(Dataset records on visual material)

________

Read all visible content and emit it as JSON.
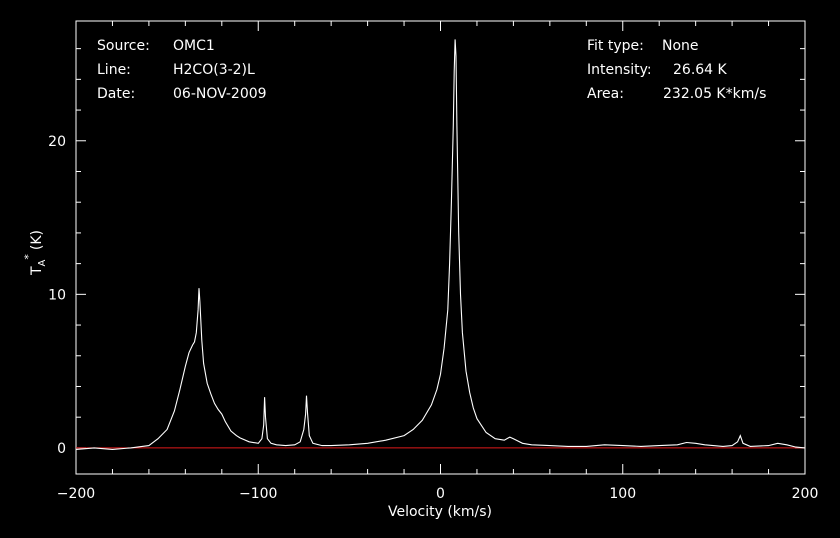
{
  "info": {
    "source_label": "Source:",
    "source_value": "OMC1",
    "line_label": "Line:",
    "line_value": "H2CO(3-2)L",
    "date_label": "Date:",
    "date_value": "06-NOV-2009",
    "fit_label": "Fit type:",
    "fit_value": "None",
    "intensity_label": "Intensity:",
    "intensity_value": "26.64 K",
    "area_label": "Area:",
    "area_value": "232.05 K*km/s"
  },
  "colors": {
    "background": "#000000",
    "axes": "#ffffff",
    "spectrum": "#ffffff",
    "baseline": "#e0191b"
  },
  "chart_data": {
    "type": "line",
    "xlabel": "Velocity (km/s)",
    "ylabel_main": "T",
    "ylabel_sub": "A",
    "ylabel_sup": "*",
    "ylabel_unit": "(K)",
    "xlim": [
      -200,
      200
    ],
    "ylim": [
      -1.7,
      27.8
    ],
    "x_ticks": [
      -200,
      -100,
      0,
      100,
      200
    ],
    "x_tick_labels": [
      "−200",
      "−100",
      "0",
      "100",
      "200"
    ],
    "y_ticks": [
      0,
      10,
      20
    ],
    "y_tick_labels": [
      "0",
      "10",
      "20"
    ],
    "grid": false,
    "series": [
      {
        "points": [
          [
            -200,
            -0.1
          ],
          [
            -190,
            0.0
          ],
          [
            -180,
            -0.1
          ],
          [
            -170,
            0.0
          ],
          [
            -160,
            0.15
          ],
          [
            -155,
            0.6
          ],
          [
            -150,
            1.2
          ],
          [
            -146,
            2.4
          ],
          [
            -143,
            3.8
          ],
          [
            -140,
            5.3
          ],
          [
            -138,
            6.2
          ],
          [
            -136,
            6.7
          ],
          [
            -135,
            6.9
          ],
          [
            -134,
            7.5
          ],
          [
            -133,
            9.0
          ],
          [
            -132.5,
            10.4
          ],
          [
            -132,
            9.5
          ],
          [
            -131,
            7.0
          ],
          [
            -130,
            5.5
          ],
          [
            -128,
            4.2
          ],
          [
            -126,
            3.5
          ],
          [
            -124,
            2.9
          ],
          [
            -122,
            2.5
          ],
          [
            -120,
            2.2
          ],
          [
            -118,
            1.7
          ],
          [
            -115,
            1.1
          ],
          [
            -112,
            0.8
          ],
          [
            -110,
            0.65
          ],
          [
            -105,
            0.4
          ],
          [
            -100,
            0.3
          ],
          [
            -98,
            0.6
          ],
          [
            -97,
            1.5
          ],
          [
            -96.5,
            3.3
          ],
          [
            -96,
            2.0
          ],
          [
            -95,
            0.6
          ],
          [
            -93,
            0.3
          ],
          [
            -90,
            0.2
          ],
          [
            -85,
            0.15
          ],
          [
            -80,
            0.2
          ],
          [
            -77,
            0.4
          ],
          [
            -75,
            1.2
          ],
          [
            -74,
            2.2
          ],
          [
            -73.5,
            3.4
          ],
          [
            -73,
            2.3
          ],
          [
            -72,
            0.8
          ],
          [
            -70,
            0.3
          ],
          [
            -65,
            0.15
          ],
          [
            -60,
            0.15
          ],
          [
            -50,
            0.2
          ],
          [
            -40,
            0.3
          ],
          [
            -30,
            0.5
          ],
          [
            -20,
            0.8
          ],
          [
            -15,
            1.2
          ],
          [
            -10,
            1.8
          ],
          [
            -5,
            2.8
          ],
          [
            -2,
            3.8
          ],
          [
            0,
            4.8
          ],
          [
            2,
            6.5
          ],
          [
            4,
            9.0
          ],
          [
            5,
            12.0
          ],
          [
            6,
            16.0
          ],
          [
            7,
            21.0
          ],
          [
            7.5,
            24.5
          ],
          [
            8,
            26.6
          ],
          [
            8.5,
            25.5
          ],
          [
            9,
            21.0
          ],
          [
            10,
            14.0
          ],
          [
            11,
            10.0
          ],
          [
            12,
            7.5
          ],
          [
            14,
            5.0
          ],
          [
            16,
            3.6
          ],
          [
            18,
            2.6
          ],
          [
            20,
            1.9
          ],
          [
            25,
            1.0
          ],
          [
            30,
            0.6
          ],
          [
            35,
            0.5
          ],
          [
            38,
            0.7
          ],
          [
            40,
            0.6
          ],
          [
            45,
            0.3
          ],
          [
            50,
            0.2
          ],
          [
            60,
            0.15
          ],
          [
            70,
            0.1
          ],
          [
            80,
            0.1
          ],
          [
            90,
            0.2
          ],
          [
            100,
            0.15
          ],
          [
            110,
            0.1
          ],
          [
            120,
            0.15
          ],
          [
            130,
            0.2
          ],
          [
            135,
            0.35
          ],
          [
            140,
            0.3
          ],
          [
            145,
            0.2
          ],
          [
            155,
            0.1
          ],
          [
            160,
            0.15
          ],
          [
            163,
            0.4
          ],
          [
            164.5,
            0.8
          ],
          [
            166,
            0.3
          ],
          [
            170,
            0.1
          ],
          [
            180,
            0.15
          ],
          [
            185,
            0.3
          ],
          [
            190,
            0.2
          ],
          [
            195,
            0.05
          ],
          [
            200,
            0.0
          ]
        ]
      }
    ],
    "baseline_y": 0
  }
}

________

▶ **Instruction**
In the copy, include all records verbatim but no images.

▶ **Task output**
Read all visible content and emit it as JSON.
{
  "info": {
    "source_label": "Source:",
    "source_value": "OMC1",
    "line_label": "Line:",
    "line_value": "H2CO(3-2)L",
    "date_label": "Date:",
    "date_value": "06-NOV-2009",
    "fit_label": "Fit type:",
    "fit_value": "None",
    "intensity_label": "Intensity:",
    "intensity_value": "26.64 K",
    "area_label": "Area:",
    "area_value": "232.05 K*km/s"
  },
  "colors": {
    "background": "#000000",
    "axes": "#ffffff",
    "spectrum": "#ffffff",
    "baseline": "#e0191b"
  },
  "chart_data": {
    "type": "line",
    "xlabel": "Velocity (km/s)",
    "ylabel_main": "T",
    "ylabel_sub": "A",
    "ylabel_sup": "*",
    "ylabel_unit": "(K)",
    "xlim": [
      -200,
      200
    ],
    "ylim": [
      -1.7,
      27.8
    ],
    "x_ticks": [
      -200,
      -100,
      0,
      100,
      200
    ],
    "x_tick_labels": [
      "−200",
      "−100",
      "0",
      "100",
      "200"
    ],
    "y_ticks": [
      0,
      10,
      20
    ],
    "y_tick_labels": [
      "0",
      "10",
      "20"
    ],
    "grid": false,
    "series": [
      {
        "points": [
          [
            -200,
            -0.1
          ],
          [
            -190,
            0.0
          ],
          [
            -180,
            -0.1
          ],
          [
            -170,
            0.0
          ],
          [
            -160,
            0.15
          ],
          [
            -155,
            0.6
          ],
          [
            -150,
            1.2
          ],
          [
            -146,
            2.4
          ],
          [
            -143,
            3.8
          ],
          [
            -140,
            5.3
          ],
          [
            -138,
            6.2
          ],
          [
            -136,
            6.7
          ],
          [
            -135,
            6.9
          ],
          [
            -134,
            7.5
          ],
          [
            -133,
            9.0
          ],
          [
            -132.5,
            10.4
          ],
          [
            -132,
            9.5
          ],
          [
            -131,
            7.0
          ],
          [
            -130,
            5.5
          ],
          [
            -128,
            4.2
          ],
          [
            -126,
            3.5
          ],
          [
            -124,
            2.9
          ],
          [
            -122,
            2.5
          ],
          [
            -120,
            2.2
          ],
          [
            -118,
            1.7
          ],
          [
            -115,
            1.1
          ],
          [
            -112,
            0.8
          ],
          [
            -110,
            0.65
          ],
          [
            -105,
            0.4
          ],
          [
            -100,
            0.3
          ],
          [
            -98,
            0.6
          ],
          [
            -97,
            1.5
          ],
          [
            -96.5,
            3.3
          ],
          [
            -96,
            2.0
          ],
          [
            -95,
            0.6
          ],
          [
            -93,
            0.3
          ],
          [
            -90,
            0.2
          ],
          [
            -85,
            0.15
          ],
          [
            -80,
            0.2
          ],
          [
            -77,
            0.4
          ],
          [
            -75,
            1.2
          ],
          [
            -74,
            2.2
          ],
          [
            -73.5,
            3.4
          ],
          [
            -73,
            2.3
          ],
          [
            -72,
            0.8
          ],
          [
            -70,
            0.3
          ],
          [
            -65,
            0.15
          ],
          [
            -60,
            0.15
          ],
          [
            -50,
            0.2
          ],
          [
            -40,
            0.3
          ],
          [
            -30,
            0.5
          ],
          [
            -20,
            0.8
          ],
          [
            -15,
            1.2
          ],
          [
            -10,
            1.8
          ],
          [
            -5,
            2.8
          ],
          [
            -2,
            3.8
          ],
          [
            0,
            4.8
          ],
          [
            2,
            6.5
          ],
          [
            4,
            9.0
          ],
          [
            5,
            12.0
          ],
          [
            6,
            16.0
          ],
          [
            7,
            21.0
          ],
          [
            7.5,
            24.5
          ],
          [
            8,
            26.6
          ],
          [
            8.5,
            25.5
          ],
          [
            9,
            21.0
          ],
          [
            10,
            14.0
          ],
          [
            11,
            10.0
          ],
          [
            12,
            7.5
          ],
          [
            14,
            5.0
          ],
          [
            16,
            3.6
          ],
          [
            18,
            2.6
          ],
          [
            20,
            1.9
          ],
          [
            25,
            1.0
          ],
          [
            30,
            0.6
          ],
          [
            35,
            0.5
          ],
          [
            38,
            0.7
          ],
          [
            40,
            0.6
          ],
          [
            45,
            0.3
          ],
          [
            50,
            0.2
          ],
          [
            60,
            0.15
          ],
          [
            70,
            0.1
          ],
          [
            80,
            0.1
          ],
          [
            90,
            0.2
          ],
          [
            100,
            0.15
          ],
          [
            110,
            0.1
          ],
          [
            120,
            0.15
          ],
          [
            130,
            0.2
          ],
          [
            135,
            0.35
          ],
          [
            140,
            0.3
          ],
          [
            145,
            0.2
          ],
          [
            155,
            0.1
          ],
          [
            160,
            0.15
          ],
          [
            163,
            0.4
          ],
          [
            164.5,
            0.8
          ],
          [
            166,
            0.3
          ],
          [
            170,
            0.1
          ],
          [
            180,
            0.15
          ],
          [
            185,
            0.3
          ],
          [
            190,
            0.2
          ],
          [
            195,
            0.05
          ],
          [
            200,
            0.0
          ]
        ]
      }
    ],
    "baseline_y": 0
  }
}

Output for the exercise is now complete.